[Entries taken from a collection]
◇ ◇ ◇ ◇

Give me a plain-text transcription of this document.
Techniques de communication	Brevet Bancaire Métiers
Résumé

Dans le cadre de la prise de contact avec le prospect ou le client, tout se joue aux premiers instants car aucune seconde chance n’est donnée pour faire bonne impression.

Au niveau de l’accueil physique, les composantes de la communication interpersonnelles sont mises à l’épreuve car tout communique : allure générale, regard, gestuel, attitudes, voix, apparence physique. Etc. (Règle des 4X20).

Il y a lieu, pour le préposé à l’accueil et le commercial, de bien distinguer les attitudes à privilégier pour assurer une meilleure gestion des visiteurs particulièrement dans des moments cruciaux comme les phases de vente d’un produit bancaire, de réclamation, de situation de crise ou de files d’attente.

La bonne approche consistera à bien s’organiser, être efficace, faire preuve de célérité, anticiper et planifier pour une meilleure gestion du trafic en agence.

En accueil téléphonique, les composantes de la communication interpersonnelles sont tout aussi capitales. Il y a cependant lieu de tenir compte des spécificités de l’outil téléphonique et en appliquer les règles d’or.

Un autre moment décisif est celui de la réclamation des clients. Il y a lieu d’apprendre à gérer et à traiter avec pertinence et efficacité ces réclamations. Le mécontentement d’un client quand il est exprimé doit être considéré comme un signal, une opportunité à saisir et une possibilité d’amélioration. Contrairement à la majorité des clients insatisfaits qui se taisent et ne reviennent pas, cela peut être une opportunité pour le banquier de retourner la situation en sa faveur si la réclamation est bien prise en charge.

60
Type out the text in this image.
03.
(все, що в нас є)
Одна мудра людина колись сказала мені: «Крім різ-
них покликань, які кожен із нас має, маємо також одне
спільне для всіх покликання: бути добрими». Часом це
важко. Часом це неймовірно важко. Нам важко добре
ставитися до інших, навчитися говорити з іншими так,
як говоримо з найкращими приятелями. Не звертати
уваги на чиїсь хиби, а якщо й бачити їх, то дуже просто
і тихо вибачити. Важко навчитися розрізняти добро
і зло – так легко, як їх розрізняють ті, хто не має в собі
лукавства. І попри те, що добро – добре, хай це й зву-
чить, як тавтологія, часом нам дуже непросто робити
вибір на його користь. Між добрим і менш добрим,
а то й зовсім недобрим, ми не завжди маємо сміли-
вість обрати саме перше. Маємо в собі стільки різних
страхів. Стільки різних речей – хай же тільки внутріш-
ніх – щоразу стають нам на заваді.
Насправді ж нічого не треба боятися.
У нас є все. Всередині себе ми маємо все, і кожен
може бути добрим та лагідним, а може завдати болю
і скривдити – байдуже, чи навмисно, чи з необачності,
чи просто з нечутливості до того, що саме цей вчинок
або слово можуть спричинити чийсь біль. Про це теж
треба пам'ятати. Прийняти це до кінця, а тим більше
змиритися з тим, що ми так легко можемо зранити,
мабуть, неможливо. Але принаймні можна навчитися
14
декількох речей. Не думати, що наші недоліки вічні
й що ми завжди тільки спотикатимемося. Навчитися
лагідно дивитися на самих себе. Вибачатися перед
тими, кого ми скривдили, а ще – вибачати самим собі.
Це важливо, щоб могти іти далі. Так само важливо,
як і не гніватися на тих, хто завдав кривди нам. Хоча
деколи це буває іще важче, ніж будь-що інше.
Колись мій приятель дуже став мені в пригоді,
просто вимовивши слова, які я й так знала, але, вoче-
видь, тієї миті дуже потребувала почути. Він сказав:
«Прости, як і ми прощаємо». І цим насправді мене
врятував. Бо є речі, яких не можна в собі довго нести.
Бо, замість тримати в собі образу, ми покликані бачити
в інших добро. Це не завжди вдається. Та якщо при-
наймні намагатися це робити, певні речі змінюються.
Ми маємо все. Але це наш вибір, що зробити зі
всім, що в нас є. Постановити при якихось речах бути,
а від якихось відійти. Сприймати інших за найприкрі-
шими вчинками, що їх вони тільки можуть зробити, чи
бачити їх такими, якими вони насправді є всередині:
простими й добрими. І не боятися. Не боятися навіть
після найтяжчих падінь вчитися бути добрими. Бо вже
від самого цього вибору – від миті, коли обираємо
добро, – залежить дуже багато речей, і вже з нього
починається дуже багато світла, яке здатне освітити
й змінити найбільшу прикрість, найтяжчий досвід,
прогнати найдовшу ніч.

◇ ◇ ◇ ◇

- _Aim of the exercise_: Identify each line in the entries with the word "composantes" and copy it.

- _Response to the task_:
Au niveau de l’accueil physique, les composantes de la communication interpersonnelles sont mises à l’épreuve car tout communique : allure générale, regard, gestuel, attitudes, voix, apparence physique. Etc. (Règle des 4X20).
En accueil téléphonique, les composantes de la communication interpersonnelles sont tout aussi capitales. Il y a cependant lieu de tenir compte des spécificités de l’outil téléphonique et en appliquer les règles d’or.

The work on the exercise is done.